Exercise inputs:
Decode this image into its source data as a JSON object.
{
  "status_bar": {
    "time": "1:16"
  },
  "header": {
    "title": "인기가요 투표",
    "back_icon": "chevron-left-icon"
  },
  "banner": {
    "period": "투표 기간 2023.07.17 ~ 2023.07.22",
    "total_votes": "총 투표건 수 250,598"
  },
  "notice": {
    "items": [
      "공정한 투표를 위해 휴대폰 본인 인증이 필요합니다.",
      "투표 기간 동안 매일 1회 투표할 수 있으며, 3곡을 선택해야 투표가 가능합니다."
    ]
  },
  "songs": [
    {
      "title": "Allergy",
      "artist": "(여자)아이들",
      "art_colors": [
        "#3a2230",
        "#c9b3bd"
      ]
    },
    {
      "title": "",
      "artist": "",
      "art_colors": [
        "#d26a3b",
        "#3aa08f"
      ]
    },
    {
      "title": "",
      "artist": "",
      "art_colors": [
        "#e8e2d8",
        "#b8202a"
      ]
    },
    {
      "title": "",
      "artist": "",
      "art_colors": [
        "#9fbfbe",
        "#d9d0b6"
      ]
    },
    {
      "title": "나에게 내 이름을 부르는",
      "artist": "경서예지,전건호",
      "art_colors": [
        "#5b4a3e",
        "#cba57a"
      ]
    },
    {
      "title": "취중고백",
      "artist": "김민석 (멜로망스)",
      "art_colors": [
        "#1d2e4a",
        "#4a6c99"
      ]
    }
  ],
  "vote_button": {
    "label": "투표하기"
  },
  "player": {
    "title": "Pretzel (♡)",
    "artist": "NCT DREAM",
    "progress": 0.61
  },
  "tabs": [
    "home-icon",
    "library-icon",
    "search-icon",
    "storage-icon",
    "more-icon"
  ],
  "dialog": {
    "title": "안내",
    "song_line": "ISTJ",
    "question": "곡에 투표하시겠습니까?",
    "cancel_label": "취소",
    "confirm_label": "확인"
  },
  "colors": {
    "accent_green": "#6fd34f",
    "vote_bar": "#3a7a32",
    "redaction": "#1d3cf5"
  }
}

Exercise directions:
Return all of the data precisely as it appears.

Exercise response:
Decode this image into its source data as a JSON object.
{
  "status_bar": {
    "time": "1:16"
  },
  "header": {
    "title": "인기가요 투표",
    "back_icon": "chevron-left-icon"
  },
  "banner": {
    "period": "투표 기간 2023.07.17 ~ 2023.07.22",
    "total_votes": "총 투표건 수 250,598"
  },
  "notice": {
    "items": [
      "공정한 투표를 위해 휴대폰 본인 인증이 필요합니다.",
      "투표 기간 동안 매일 1회 투표할 수 있으며, 3곡을 선택해야 투표가 가능합니다."
    ]
  },
  "songs": [
    {
      "title": "Allergy",
      "artist": "(여자)아이들",
      "art_colors": [
        "#3a2230",
        "#c9b3bd"
      ]
    },
    {
      "title": "",
      "artist": "",
      "art_colors": [
        "#d26a3b",
        "#3aa08f"
      ]
    },
    {
      "title": "",
      "artist": "",
      "art_colors": [
        "#e8e2d8",
        "#b8202a"
      ]
    },
    {
      "title": "",
      "artist": "",
      "art_colors": [
        "#9fbfbe",
        "#d9d0b6"
      ]
    },
    {
      "title": "나에게 내 이름을 부르는",
      "artist": "경서예지,전건호",
      "art_colors": [
        "#5b4a3e",
        "#cba57a"
      ]
    },
    {
      "title": "취중고백",
      "artist": "김민석 (멜로망스)",
      "art_colors": [
        "#1d2e4a",
        "#4a6c99"
      ]
    }
  ],
  "vote_button": {
    "label": "투표하기"
  },
  "player": {
    "title": "Pretzel (♡)",
    "artist": "NCT DREAM",
    "progress": 0.61
  },
  "tabs": [
    "home-icon",
    "library-icon",
    "search-icon",
    "storage-icon",
    "more-icon"
  ],
  "dialog": {
    "title": "안내",
    "song_line": "ISTJ",
    "question": "곡에 투표하시겠습니까?",
    "cancel_label": "취소",
    "confirm_label": "확인"
  },
  "colors": {
    "accent_green": "#6fd34f",
    "vote_bar": "#3a7a32",
    "redaction": "#1d3cf5"
  }
}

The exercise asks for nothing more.